Text section
■ ■ ■ ■
None-the-less, #ColorOurCollections also highlighted some less-than-best practices in the creation and distribution of digital files. Many of these libraries are on the forefront of digital preservation and/or user experience, but put out PDFs that violated all the rules… Its a bit disappointing since its not that hard to get a few little details right, and libraries should be leading by example.
A lot of libraries did a great job, but here are some little things that bugged me about many coloring book offerings:
- Random file names. If you are creating a PDF for public distribution don’t name it “coloringbook1.pdf” or “color-our-collections.pdf” or “jim_file3.pdf”. The file name is one of the few bits of metadata that can be easily understood without even opening the file. Make your file name descriptive and meaningful, providing the basic metadata (creator, title, and date) in a place where Everyone can see it. Example: “ThisLibrary_CoolColoringBook_2016.pdf”
- Huge file sizes. A coloring book is a mostly black and white document designed to be printed at approximately letter size paper. A reasonable file size for something around 15 pages is under 2 MB, and could be smaller. I saw many PDFs in the range of 25MB, and some over 65MB! Larger file sizes will not give better quality–this is for public web distribution not a professional press run printing glossy coffee table books. Think about your users and your web servers. People have to DOWNLOAD the PDF! Please make it a reasonable size.
- No embedded metadata. When creating a PDF you should always check the embedded metadata. If you are exporting a PDF from LibreOffice Writer or MS Word, it will have embedded metadata automatically created based on your profile. Unfortunately, many people don’t realize that and have never checked their profile. Many of the coloring books thus have metadata like “Title: Microsoft Word – coloringbook_draft3_fromJim.docx” and an Author that is the profile name of who ever first created the file. This metadata will be displayed when users import the PDF into a ebook management tool, such as Calibre. Furthermore, this information is not helpful for future users trying to understand where the file came from and what it is–and could be a bit embarrassing depending on what the automatically generated information contains. I suggest you carefully edit the metadata before exporting the final version of your PDF. It should contain a meaningful title, a subject such as “#ColorOurCollections 2016”, an author/creator that relates to the institution, and a URL to find more information.
■ ■ ■ ■
Requirements
In the text on #ColorOurCollections coloring book files, which items should the edited metadata of a final PDF contain? List each one.

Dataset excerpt
■ ■ ■ ■
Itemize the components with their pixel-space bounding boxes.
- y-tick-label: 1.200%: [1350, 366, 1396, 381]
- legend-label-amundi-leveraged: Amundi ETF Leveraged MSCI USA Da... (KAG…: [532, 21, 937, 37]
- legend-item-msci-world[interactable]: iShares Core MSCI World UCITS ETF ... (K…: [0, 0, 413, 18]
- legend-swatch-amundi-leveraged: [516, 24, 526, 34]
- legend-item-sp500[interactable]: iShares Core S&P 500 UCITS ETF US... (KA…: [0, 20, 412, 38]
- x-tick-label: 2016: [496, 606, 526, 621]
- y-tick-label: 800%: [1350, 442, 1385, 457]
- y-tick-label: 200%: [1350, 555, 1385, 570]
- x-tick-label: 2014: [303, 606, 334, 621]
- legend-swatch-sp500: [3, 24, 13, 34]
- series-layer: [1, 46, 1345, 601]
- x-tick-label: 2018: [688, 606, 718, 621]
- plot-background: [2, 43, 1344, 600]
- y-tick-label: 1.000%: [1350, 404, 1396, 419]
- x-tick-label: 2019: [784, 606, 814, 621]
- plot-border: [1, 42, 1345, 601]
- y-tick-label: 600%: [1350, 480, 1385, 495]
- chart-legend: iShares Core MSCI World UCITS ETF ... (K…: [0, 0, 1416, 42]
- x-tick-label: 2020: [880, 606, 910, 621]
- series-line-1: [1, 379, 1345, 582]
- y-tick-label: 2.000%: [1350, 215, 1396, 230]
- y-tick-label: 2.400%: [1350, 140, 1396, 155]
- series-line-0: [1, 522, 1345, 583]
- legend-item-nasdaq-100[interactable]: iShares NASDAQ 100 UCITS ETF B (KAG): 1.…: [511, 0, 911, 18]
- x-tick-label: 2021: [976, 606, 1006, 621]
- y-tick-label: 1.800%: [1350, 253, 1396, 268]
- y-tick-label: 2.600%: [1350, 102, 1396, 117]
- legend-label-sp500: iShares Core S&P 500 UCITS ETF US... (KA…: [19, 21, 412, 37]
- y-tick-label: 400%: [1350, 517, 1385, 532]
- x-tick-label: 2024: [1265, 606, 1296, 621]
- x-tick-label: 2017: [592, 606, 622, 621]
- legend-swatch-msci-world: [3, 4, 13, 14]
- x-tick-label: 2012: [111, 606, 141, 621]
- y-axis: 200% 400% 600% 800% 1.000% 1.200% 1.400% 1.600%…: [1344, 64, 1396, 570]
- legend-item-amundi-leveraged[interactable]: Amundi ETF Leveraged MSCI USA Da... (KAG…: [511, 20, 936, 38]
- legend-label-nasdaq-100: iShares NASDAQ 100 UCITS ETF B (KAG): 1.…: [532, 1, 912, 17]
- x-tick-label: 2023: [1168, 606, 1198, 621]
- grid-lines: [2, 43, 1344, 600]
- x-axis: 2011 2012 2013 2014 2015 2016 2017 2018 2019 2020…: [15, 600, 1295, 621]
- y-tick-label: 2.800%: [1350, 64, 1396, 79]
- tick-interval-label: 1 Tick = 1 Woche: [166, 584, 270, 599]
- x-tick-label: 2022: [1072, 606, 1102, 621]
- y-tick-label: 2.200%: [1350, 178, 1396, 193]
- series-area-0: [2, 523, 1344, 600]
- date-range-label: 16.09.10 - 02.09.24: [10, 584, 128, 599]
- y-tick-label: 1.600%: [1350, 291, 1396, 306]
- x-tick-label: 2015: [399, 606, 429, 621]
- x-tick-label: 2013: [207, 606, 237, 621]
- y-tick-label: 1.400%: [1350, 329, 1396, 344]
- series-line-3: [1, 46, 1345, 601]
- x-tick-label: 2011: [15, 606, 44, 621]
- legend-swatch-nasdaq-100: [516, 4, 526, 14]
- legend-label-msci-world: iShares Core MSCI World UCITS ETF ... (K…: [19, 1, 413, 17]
■ ■ ■ ■
Solution to this exercise
- A meaningful title
- A subject such as "#ColorOurCollections 2016"
- An author/creator that relates to the institution
- A URL to find more information